--- START ---

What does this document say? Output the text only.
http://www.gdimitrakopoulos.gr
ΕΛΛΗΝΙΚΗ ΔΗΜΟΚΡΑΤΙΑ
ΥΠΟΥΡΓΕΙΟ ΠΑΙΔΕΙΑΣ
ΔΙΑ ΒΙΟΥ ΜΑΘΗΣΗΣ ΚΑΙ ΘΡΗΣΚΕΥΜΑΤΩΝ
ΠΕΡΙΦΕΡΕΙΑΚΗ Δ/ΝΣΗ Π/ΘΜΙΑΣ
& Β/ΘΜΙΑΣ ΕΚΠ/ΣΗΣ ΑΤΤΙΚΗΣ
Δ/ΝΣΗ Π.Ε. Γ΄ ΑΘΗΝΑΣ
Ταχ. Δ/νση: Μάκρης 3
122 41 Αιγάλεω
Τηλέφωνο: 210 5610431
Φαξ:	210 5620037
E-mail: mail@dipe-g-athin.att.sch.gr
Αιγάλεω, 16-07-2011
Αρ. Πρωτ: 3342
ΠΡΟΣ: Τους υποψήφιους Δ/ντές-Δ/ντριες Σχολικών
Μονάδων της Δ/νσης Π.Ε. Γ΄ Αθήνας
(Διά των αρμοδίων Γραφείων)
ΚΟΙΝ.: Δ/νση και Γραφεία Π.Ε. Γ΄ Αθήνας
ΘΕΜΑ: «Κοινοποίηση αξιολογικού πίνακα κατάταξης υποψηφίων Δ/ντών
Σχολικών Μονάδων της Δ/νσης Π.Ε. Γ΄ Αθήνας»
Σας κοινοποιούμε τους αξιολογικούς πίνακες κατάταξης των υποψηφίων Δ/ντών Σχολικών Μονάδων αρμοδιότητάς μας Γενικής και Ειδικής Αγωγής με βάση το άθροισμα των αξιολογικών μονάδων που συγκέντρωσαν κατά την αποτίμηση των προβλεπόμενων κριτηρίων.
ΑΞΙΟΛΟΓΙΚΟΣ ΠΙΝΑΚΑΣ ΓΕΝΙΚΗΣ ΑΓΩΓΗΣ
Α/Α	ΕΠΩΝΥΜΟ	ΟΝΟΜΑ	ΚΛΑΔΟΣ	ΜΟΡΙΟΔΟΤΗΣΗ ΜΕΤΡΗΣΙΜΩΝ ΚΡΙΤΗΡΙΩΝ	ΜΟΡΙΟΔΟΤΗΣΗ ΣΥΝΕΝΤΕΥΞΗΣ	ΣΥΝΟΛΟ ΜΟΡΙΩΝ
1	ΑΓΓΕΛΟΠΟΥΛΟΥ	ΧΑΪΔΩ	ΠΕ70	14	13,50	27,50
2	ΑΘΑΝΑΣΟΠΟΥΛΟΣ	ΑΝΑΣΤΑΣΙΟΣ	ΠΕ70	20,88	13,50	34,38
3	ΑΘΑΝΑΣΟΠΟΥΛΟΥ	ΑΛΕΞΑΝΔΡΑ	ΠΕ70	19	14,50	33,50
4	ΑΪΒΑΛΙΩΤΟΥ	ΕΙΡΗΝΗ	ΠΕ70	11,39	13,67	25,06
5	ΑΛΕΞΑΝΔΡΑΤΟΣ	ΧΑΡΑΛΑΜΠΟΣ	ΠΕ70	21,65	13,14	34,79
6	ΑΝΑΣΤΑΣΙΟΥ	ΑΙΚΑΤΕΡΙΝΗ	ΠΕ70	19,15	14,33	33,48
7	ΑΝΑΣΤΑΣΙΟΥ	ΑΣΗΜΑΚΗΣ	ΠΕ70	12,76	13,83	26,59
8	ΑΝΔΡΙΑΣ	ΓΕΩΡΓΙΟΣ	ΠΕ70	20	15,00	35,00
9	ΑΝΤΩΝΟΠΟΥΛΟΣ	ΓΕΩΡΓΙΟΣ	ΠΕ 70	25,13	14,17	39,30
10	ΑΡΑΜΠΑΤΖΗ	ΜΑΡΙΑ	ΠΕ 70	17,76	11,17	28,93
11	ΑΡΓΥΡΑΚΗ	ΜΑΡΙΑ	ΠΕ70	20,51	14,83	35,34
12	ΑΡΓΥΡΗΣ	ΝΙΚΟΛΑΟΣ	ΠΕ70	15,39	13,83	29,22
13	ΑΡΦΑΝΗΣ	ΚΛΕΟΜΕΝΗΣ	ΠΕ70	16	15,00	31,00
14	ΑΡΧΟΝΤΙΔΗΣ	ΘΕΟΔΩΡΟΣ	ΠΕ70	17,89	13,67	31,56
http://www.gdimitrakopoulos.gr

--- END ---

Work to complete: Reproduce the material precisely, including every line.

Answer:
What does this document say? Output the text only.
http://www.gdimitrakopoulos.gr
ΕΛΛΗΝΙΚΗ ΔΗΜΟΚΡΑΤΙΑ
ΥΠΟΥΡΓΕΙΟ ΠΑΙΔΕΙΑΣ
ΔΙΑ ΒΙΟΥ ΜΑΘΗΣΗΣ ΚΑΙ ΘΡΗΣΚΕΥΜΑΤΩΝ
ΠΕΡΙΦΕΡΕΙΑΚΗ Δ/ΝΣΗ Π/ΘΜΙΑΣ
& Β/ΘΜΙΑΣ ΕΚΠ/ΣΗΣ ΑΤΤΙΚΗΣ
Δ/ΝΣΗ Π.Ε. Γ΄ ΑΘΗΝΑΣ
Ταχ. Δ/νση: Μάκρης 3
122 41 Αιγάλεω
Τηλέφωνο: 210 5610431
Φαξ:	210 5620037
E-mail: mail@dipe-g-athin.att.sch.gr
Αιγάλεω, 16-07-2011
Αρ. Πρωτ: 3342
ΠΡΟΣ: Τους υποψήφιους Δ/ντές-Δ/ντριες Σχολικών
Μονάδων της Δ/νσης Π.Ε. Γ΄ Αθήνας
(Διά των αρμοδίων Γραφείων)
ΚΟΙΝ.: Δ/νση και Γραφεία Π.Ε. Γ΄ Αθήνας
ΘΕΜΑ: «Κοινοποίηση αξιολογικού πίνακα κατάταξης υποψηφίων Δ/ντών
Σχολικών Μονάδων της Δ/νσης Π.Ε. Γ΄ Αθήνας»
Σας κοινοποιούμε τους αξιολογικούς πίνακες κατάταξης των υποψηφίων Δ/ντών Σχολικών Μονάδων αρμοδιότητάς μας Γενικής και Ειδικής Αγωγής με βάση το άθροισμα των αξιολογικών μονάδων που συγκέντρωσαν κατά την αποτίμηση των προβλεπόμενων κριτηρίων.
ΑΞΙΟΛΟΓΙΚΟΣ ΠΙΝΑΚΑΣ ΓΕΝΙΚΗΣ ΑΓΩΓΗΣ
Α/Α	ΕΠΩΝΥΜΟ	ΟΝΟΜΑ	ΚΛΑΔΟΣ	ΜΟΡΙΟΔΟΤΗΣΗ ΜΕΤΡΗΣΙΜΩΝ ΚΡΙΤΗΡΙΩΝ	ΜΟΡΙΟΔΟΤΗΣΗ ΣΥΝΕΝΤΕΥΞΗΣ	ΣΥΝΟΛΟ ΜΟΡΙΩΝ
1	ΑΓΓΕΛΟΠΟΥΛΟΥ	ΧΑΪΔΩ	ΠΕ70	14	13,50	27,50
2	ΑΘΑΝΑΣΟΠΟΥΛΟΣ	ΑΝΑΣΤΑΣΙΟΣ	ΠΕ70	20,88	13,50	34,38
3	ΑΘΑΝΑΣΟΠΟΥΛΟΥ	ΑΛΕΞΑΝΔΡΑ	ΠΕ70	19	14,50	33,50
4	ΑΪΒΑΛΙΩΤΟΥ	ΕΙΡΗΝΗ	ΠΕ70	11,39	13,67	25,06
5	ΑΛΕΞΑΝΔΡΑΤΟΣ	ΧΑΡΑΛΑΜΠΟΣ	ΠΕ70	21,65	13,14	34,79
6	ΑΝΑΣΤΑΣΙΟΥ	ΑΙΚΑΤΕΡΙΝΗ	ΠΕ70	19,15	14,33	33,48
7	ΑΝΑΣΤΑΣΙΟΥ	ΑΣΗΜΑΚΗΣ	ΠΕ70	12,76	13,83	26,59
8	ΑΝΔΡΙΑΣ	ΓΕΩΡΓΙΟΣ	ΠΕ70	20	15,00	35,00
9	ΑΝΤΩΝΟΠΟΥΛΟΣ	ΓΕΩΡΓΙΟΣ	ΠΕ 70	25,13	14,17	39,30
10	ΑΡΑΜΠΑΤΖΗ	ΜΑΡΙΑ	ΠΕ 70	17,76	11,17	28,93
11	ΑΡΓΥΡΑΚΗ	ΜΑΡΙΑ	ΠΕ70	20,51	14,83	35,34
12	ΑΡΓΥΡΗΣ	ΝΙΚΟΛΑΟΣ	ΠΕ70	15,39	13,83	29,22
13	ΑΡΦΑΝΗΣ	ΚΛΕΟΜΕΝΗΣ	ΠΕ70	16	15,00	31,00
14	ΑΡΧΟΝΤΙΔΗΣ	ΘΕΟΔΩΡΟΣ	ΠΕ70	17,89	13,67	31,56
http://www.gdimitrakopoulos.gr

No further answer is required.